▸ **WORK INSTRUCTIONS**: Everything from the line that contains "Read out every word on this page." through the last line of the listing must be copied exactly, with both of those lines included and no others.

▸ **Saved entries**:
--------

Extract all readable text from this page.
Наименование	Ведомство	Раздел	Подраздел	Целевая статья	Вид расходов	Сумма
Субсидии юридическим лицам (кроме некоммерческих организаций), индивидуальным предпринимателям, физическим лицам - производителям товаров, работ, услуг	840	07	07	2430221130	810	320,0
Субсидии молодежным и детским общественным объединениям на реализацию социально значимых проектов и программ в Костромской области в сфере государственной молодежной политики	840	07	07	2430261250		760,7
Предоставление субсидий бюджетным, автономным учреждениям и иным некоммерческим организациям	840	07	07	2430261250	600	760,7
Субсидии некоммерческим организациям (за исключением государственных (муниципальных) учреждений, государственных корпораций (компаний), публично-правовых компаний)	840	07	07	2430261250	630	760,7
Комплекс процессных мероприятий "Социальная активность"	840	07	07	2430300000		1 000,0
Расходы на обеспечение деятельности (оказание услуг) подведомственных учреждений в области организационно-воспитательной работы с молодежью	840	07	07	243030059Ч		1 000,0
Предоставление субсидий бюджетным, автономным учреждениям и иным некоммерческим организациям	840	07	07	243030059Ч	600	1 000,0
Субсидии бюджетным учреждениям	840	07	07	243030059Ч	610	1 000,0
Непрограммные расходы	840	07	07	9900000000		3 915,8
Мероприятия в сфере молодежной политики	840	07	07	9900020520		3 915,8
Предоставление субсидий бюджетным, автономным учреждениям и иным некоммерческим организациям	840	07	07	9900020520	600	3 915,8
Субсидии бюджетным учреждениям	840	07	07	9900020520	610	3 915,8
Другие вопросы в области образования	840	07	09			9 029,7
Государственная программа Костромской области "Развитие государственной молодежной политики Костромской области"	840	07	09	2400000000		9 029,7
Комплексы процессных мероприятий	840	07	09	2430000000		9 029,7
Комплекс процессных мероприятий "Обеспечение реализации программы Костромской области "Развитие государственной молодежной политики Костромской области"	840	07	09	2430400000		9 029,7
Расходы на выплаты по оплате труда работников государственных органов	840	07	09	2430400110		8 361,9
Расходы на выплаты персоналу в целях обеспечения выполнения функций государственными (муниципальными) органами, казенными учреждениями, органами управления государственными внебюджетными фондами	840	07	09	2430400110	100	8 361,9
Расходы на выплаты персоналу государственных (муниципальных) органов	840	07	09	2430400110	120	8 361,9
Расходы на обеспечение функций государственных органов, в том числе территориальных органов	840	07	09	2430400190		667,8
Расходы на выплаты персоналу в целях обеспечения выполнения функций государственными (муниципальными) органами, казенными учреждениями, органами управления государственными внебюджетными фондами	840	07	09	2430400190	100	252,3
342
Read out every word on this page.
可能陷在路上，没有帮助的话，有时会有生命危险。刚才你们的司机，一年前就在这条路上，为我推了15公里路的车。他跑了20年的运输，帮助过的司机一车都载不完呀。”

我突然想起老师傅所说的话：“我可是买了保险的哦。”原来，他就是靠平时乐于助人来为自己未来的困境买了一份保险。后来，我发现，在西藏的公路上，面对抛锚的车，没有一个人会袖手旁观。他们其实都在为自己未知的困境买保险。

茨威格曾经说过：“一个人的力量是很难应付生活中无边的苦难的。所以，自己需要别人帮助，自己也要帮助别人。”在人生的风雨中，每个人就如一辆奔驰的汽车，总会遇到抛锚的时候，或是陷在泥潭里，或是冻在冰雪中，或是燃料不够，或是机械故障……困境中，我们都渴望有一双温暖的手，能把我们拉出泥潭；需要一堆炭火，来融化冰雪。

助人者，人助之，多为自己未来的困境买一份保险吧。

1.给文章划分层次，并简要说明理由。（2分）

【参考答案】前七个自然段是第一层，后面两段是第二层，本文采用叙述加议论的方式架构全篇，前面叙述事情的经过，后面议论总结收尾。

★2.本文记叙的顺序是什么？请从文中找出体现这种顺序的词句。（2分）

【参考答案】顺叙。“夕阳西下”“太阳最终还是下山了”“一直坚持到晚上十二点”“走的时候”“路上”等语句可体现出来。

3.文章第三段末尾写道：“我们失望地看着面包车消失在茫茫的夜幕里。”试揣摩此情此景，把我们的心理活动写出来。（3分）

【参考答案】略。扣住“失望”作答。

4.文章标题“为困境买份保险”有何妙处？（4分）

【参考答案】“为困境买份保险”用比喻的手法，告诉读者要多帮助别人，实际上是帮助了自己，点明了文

--------

▸ **EXERCISE RESPONSE**:
Read out every word on this page.
可能陷在路上，没有帮助的话，有时会有生命危险。刚才你们的司机，一年前就在这条路上，为我推了15公里路的车。他跑了20年的运输，帮助过的司机一车都载不完呀。”

我突然想起老师傅所说的话：“我可是买了保险的哦。”原来，他就是靠平时乐于助人来为自己未来的困境买了一份保险。后来，我发现，在西藏的公路上，面对抛锚的车，没有一个人会袖手旁观。他们其实都在为自己未知的困境买保险。

茨威格曾经说过：“一个人的力量是很难应付生活中无边的苦难的。所以，自己需要别人帮助，自己也要帮助别人。”在人生的风雨中，每个人就如一辆奔驰的汽车，总会遇到抛锚的时候，或是陷在泥潭里，或是冻在冰雪中，或是燃料不够，或是机械故障……困境中，我们都渴望有一双温暖的手，能把我们拉出泥潭；需要一堆炭火，来融化冰雪。

助人者，人助之，多为自己未来的困境买一份保险吧。

1.给文章划分层次，并简要说明理由。（2分）

【参考答案】前七个自然段是第一层，后面两段是第二层，本文采用叙述加议论的方式架构全篇，前面叙述事情的经过，后面议论总结收尾。

★2.本文记叙的顺序是什么？请从文中找出体现这种顺序的词句。（2分）

【参考答案】顺叙。“夕阳西下”“太阳最终还是下山了”“一直坚持到晚上十二点”“走的时候”“路上”等语句可体现出来。

3.文章第三段末尾写道：“我们失望地看着面包车消失在茫茫的夜幕里。”试揣摩此情此景，把我们的心理活动写出来。（3分）

【参考答案】略。扣住“失望”作答。

4.文章标题“为困境买份保险”有何妙处？（4分）

【参考答案】“为困境买份保险”用比喻的手法，告诉读者要多帮助别人，实际上是帮助了自己，点明了文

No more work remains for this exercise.